§ **Dataset excerpts**:
+===+
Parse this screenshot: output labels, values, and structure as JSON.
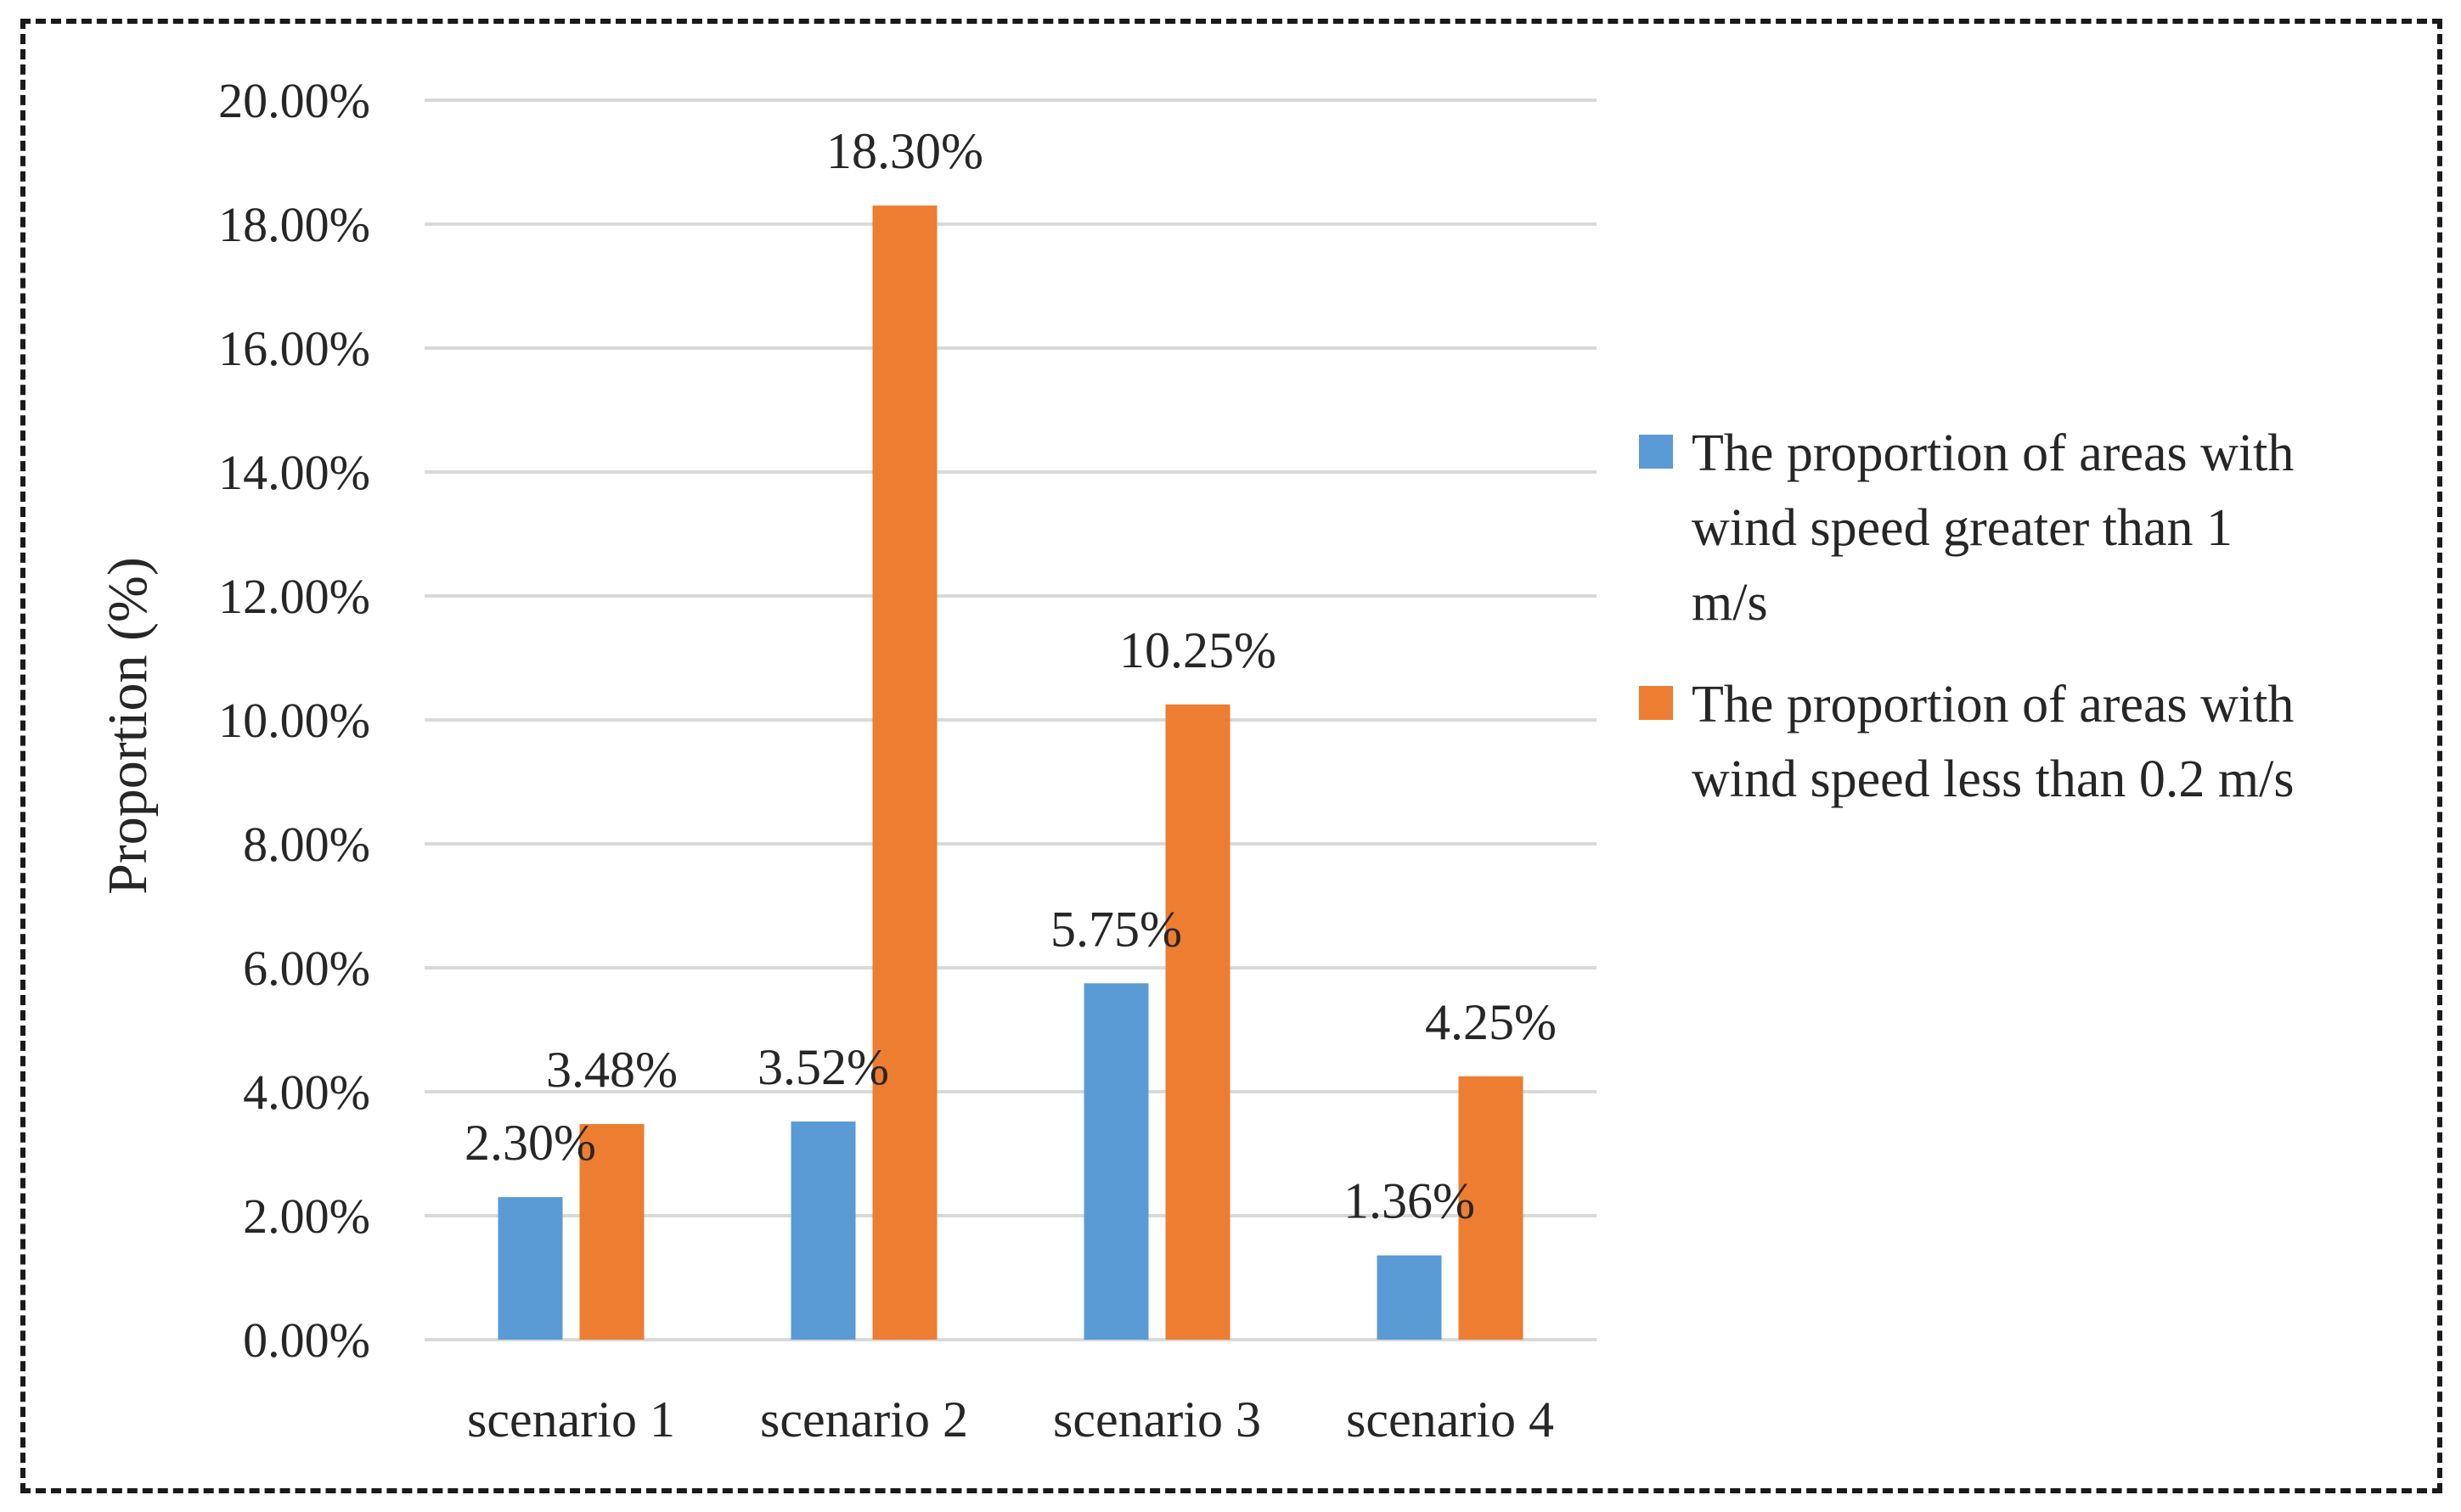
{
  "chart_data": {
    "type": "bar",
    "title": "",
    "xlabel": "",
    "ylabel": "Proportion (%)",
    "ylim": [
      0,
      20
    ],
    "yticks": [
      "0.00%",
      "2.00%",
      "4.00%",
      "6.00%",
      "8.00%",
      "10.00%",
      "12.00%",
      "14.00%",
      "16.00%",
      "18.00%",
      "20.00%"
    ],
    "categories": [
      "scenario 1",
      "scenario 2",
      "scenario 3",
      "scenario 4"
    ],
    "grid": true,
    "legend_position": "right",
    "series": [
      {
        "name": "The proportion of areas with wind speed greater than 1 m/s",
        "legend_lines": [
          "The proportion of areas with",
          "wind speed greater than 1",
          "m/s"
        ],
        "color": "#5B9BD5",
        "values": [
          2.3,
          3.52,
          5.75,
          1.36
        ],
        "labels": [
          "2.30%",
          "3.52%",
          "5.75%",
          "1.36%"
        ]
      },
      {
        "name": "The proportion of areas with wind speed less than 0.2 m/s",
        "legend_lines": [
          "The proportion of areas with",
          "wind speed less than 0.2 m/s"
        ],
        "color": "#ED7D31",
        "values": [
          3.48,
          18.3,
          10.25,
          4.25
        ],
        "labels": [
          "3.48%",
          "18.30%",
          "10.25%",
          "4.25%"
        ]
      }
    ]
  },
  "colors": {
    "grid": "#D9D9D9",
    "text": "#262626",
    "frame": "#1a1a1a"
  }
}
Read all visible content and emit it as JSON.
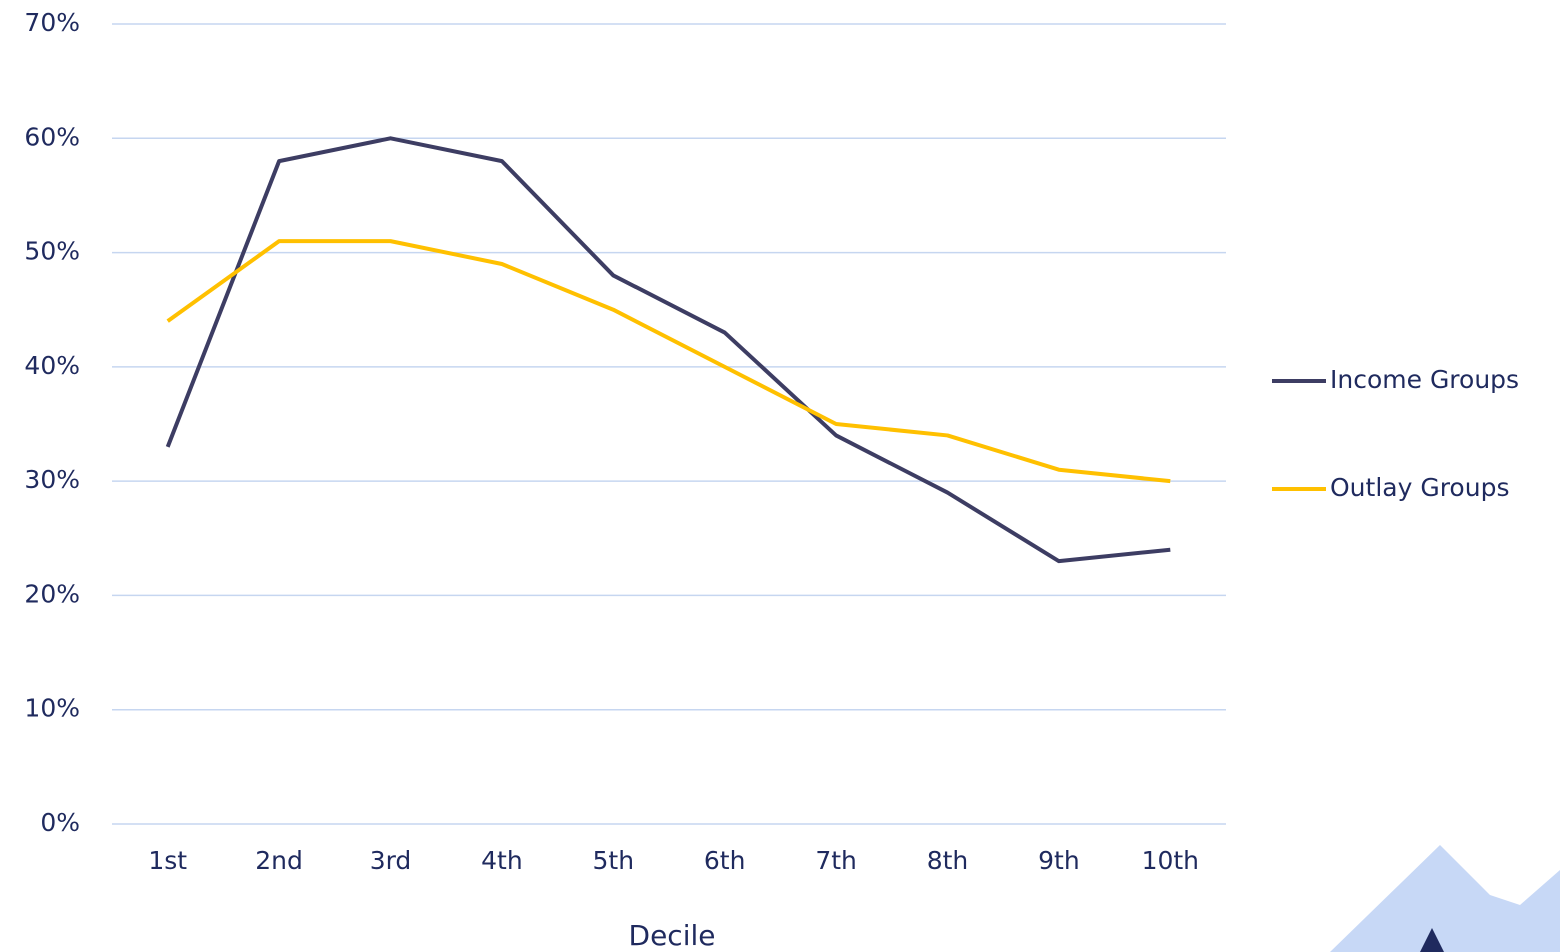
{
  "chart_data": {
    "type": "line",
    "x_label": "Decile",
    "categories": [
      "1st",
      "2nd",
      "3rd",
      "4th",
      "5th",
      "6th",
      "7th",
      "8th",
      "9th",
      "10th"
    ],
    "series": [
      {
        "name": "Income Groups",
        "color": "#3d3d63",
        "values": [
          33,
          58,
          60,
          58,
          48,
          43,
          34,
          29,
          23,
          24
        ]
      },
      {
        "name": "Outlay Groups",
        "color": "#ffc000",
        "values": [
          44,
          51,
          51,
          49,
          45,
          40,
          35,
          34,
          31,
          30
        ]
      }
    ],
    "ylim": [
      0,
      70
    ],
    "yticks": [
      {
        "value": 0,
        "label": "0%"
      },
      {
        "value": 10,
        "label": "10%"
      },
      {
        "value": 20,
        "label": "20%"
      },
      {
        "value": 30,
        "label": "30%"
      },
      {
        "value": 40,
        "label": "40%"
      },
      {
        "value": 50,
        "label": "50%"
      },
      {
        "value": 60,
        "label": "60%"
      },
      {
        "value": 70,
        "label": "70%"
      }
    ],
    "grid": true,
    "legend": "right"
  }
}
+===+
§ **Task to complete**:
Show, from the listing above, each line that contains the word "with".

§ **Problem solution**:
        "name": "The proportion of areas with wind speed greater than 1 m/s",
          "The proportion of areas with",
        "name": "The proportion of areas with wind speed less than 0.2 m/s",
          "The proportion of areas with",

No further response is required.